● **Task statement**: The records below must be copied in full; omit the images.

● **Data supplied**:
☆ ☆ ☆ ☆ ☆
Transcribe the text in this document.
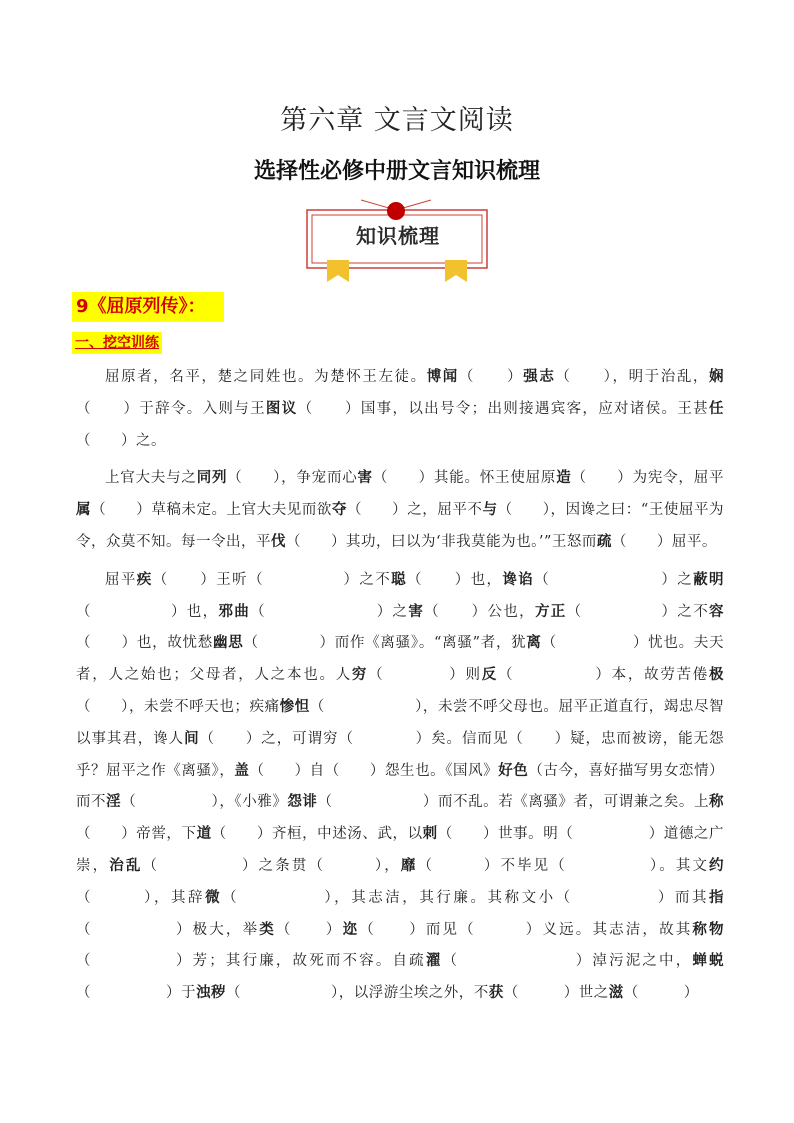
第六章 文言文阅读
选择性必修中册文言知识梳理
知识梳理
9《屈原列传》：
一、挖空训练

屈原者，名平，楚之同姓也。为楚怀王左徒。博闻（　　）强志（　　），明于治乱，娴（　　）于辞令。入则与王图议（　　）国事，以出号令；出则接遇宾客，应对诸侯。王甚任（　　）之。

上官大夫与之同列（　　），争宠而心害（　　）其能。怀王使屈原造（　　）为宪令，屈平属（　　）草稿未定。上官大夫见而欲夺（　　）之，屈平不与（　　），因谗之曰：“王使屈平为令，众莫不知。每一令出，平伐（　　）其功，曰以为‘非我莫能为也。’”王怒而疏（　　）屈平。

屈平疾（　　）王听（　　　　　）之不聪（　　）也，谗谄（　　　　　　　）之蔽明（　　　　　）也，邪曲（　　　　　　　）之害（　　）公也，方正（　　　　　）之不容（　　）也，故忧愁幽思（　　　　）而作《离骚》。“离骚”者，犹离（　　　　　）忧也。夫天者，人之始也；父母者，人之本也。人穷（　　　　）则反（　　　　　）本，故劳苦倦极（　　），未尝不呼天也；疾痛惨怛（　　　　　　），未尝不呼父母也。屈平正道直行，竭忠尽智以事其君，谗人间（　　）之，可谓穷（　　　　）矣。信而见（　　）疑，忠而被谤，能无怨乎？屈平之作《离骚》，盖（　　）自（　　）怨生也。《国风》好色（古今，喜好描写男女恋情）而不淫（　　　　　），《小雅》怨诽（　　　　　　）而不乱。若《离骚》者，可谓兼之矣。上称（　　）帝喾，下道（　　）齐桓，中述汤、武，以刺（　　）世事。明（　　　　　）道德之广崇，治乱（　　　　　）之条贯（　　　），靡（　　　）不毕见（　　　　　）。其文约（　　　），其辞微（　　　　　），其志洁，其行廉。其称文小（　　　　　）而其指（　　　　　）极大，举类（　　）迩（　　）而见（　　　）义远。其志洁，故其称物（　　　　　）芳；其行廉，故死而不容。自疏濯（　　　　　　　）淖污泥之中，蝉蜕（　　　　　）于浊秽（　　　　　　），以浮游尘埃之外，不获（　　　）世之滋（　　　）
☆ ☆ ☆ ☆ ☆
● **Written reply**:
Transcribe the text in this document.
第六章 文言文阅读
选择性必修中册文言知识梳理
知识梳理
9《屈原列传》：
一、挖空训练

屈原者，名平，楚之同姓也。为楚怀王左徒。博闻（　　）强志（　　），明于治乱，娴（　　）于辞令。入则与王图议（　　）国事，以出号令；出则接遇宾客，应对诸侯。王甚任（　　）之。

上官大夫与之同列（　　），争宠而心害（　　）其能。怀王使屈原造（　　）为宪令，屈平属（　　）草稿未定。上官大夫见而欲夺（　　）之，屈平不与（　　），因谗之曰：“王使屈平为令，众莫不知。每一令出，平伐（　　）其功，曰以为‘非我莫能为也。’”王怒而疏（　　）屈平。

屈平疾（　　）王听（　　　　　）之不聪（　　）也，谗谄（　　　　　　　）之蔽明（　　　　　）也，邪曲（　　　　　　　）之害（　　）公也，方正（　　　　　）之不容（　　）也，故忧愁幽思（　　　　）而作《离骚》。“离骚”者，犹离（　　　　　）忧也。夫天者，人之始也；父母者，人之本也。人穷（　　　　）则反（　　　　　）本，故劳苦倦极（　　），未尝不呼天也；疾痛惨怛（　　　　　　），未尝不呼父母也。屈平正道直行，竭忠尽智以事其君，谗人间（　　）之，可谓穷（　　　　）矣。信而见（　　）疑，忠而被谤，能无怨乎？屈平之作《离骚》，盖（　　）自（　　）怨生也。《国风》好色（古今，喜好描写男女恋情）而不淫（　　　　　），《小雅》怨诽（　　　　　　）而不乱。若《离骚》者，可谓兼之矣。上称（　　）帝喾，下道（　　）齐桓，中述汤、武，以刺（　　）世事。明（　　　　　）道德之广崇，治乱（　　　　　）之条贯（　　　），靡（　　　）不毕见（　　　　　）。其文约（　　　），其辞微（　　　　　），其志洁，其行廉。其称文小（　　　　　）而其指（　　　　　）极大，举类（　　）迩（　　）而见（　　　）义远。其志洁，故其称物（　　　　　）芳；其行廉，故死而不容。自疏濯（　　　　　　　）淖污泥之中，蝉蜕（　　　　　）于浊秽（　　　　　　），以浮游尘埃之外，不获（　　　）世之滋（　　　）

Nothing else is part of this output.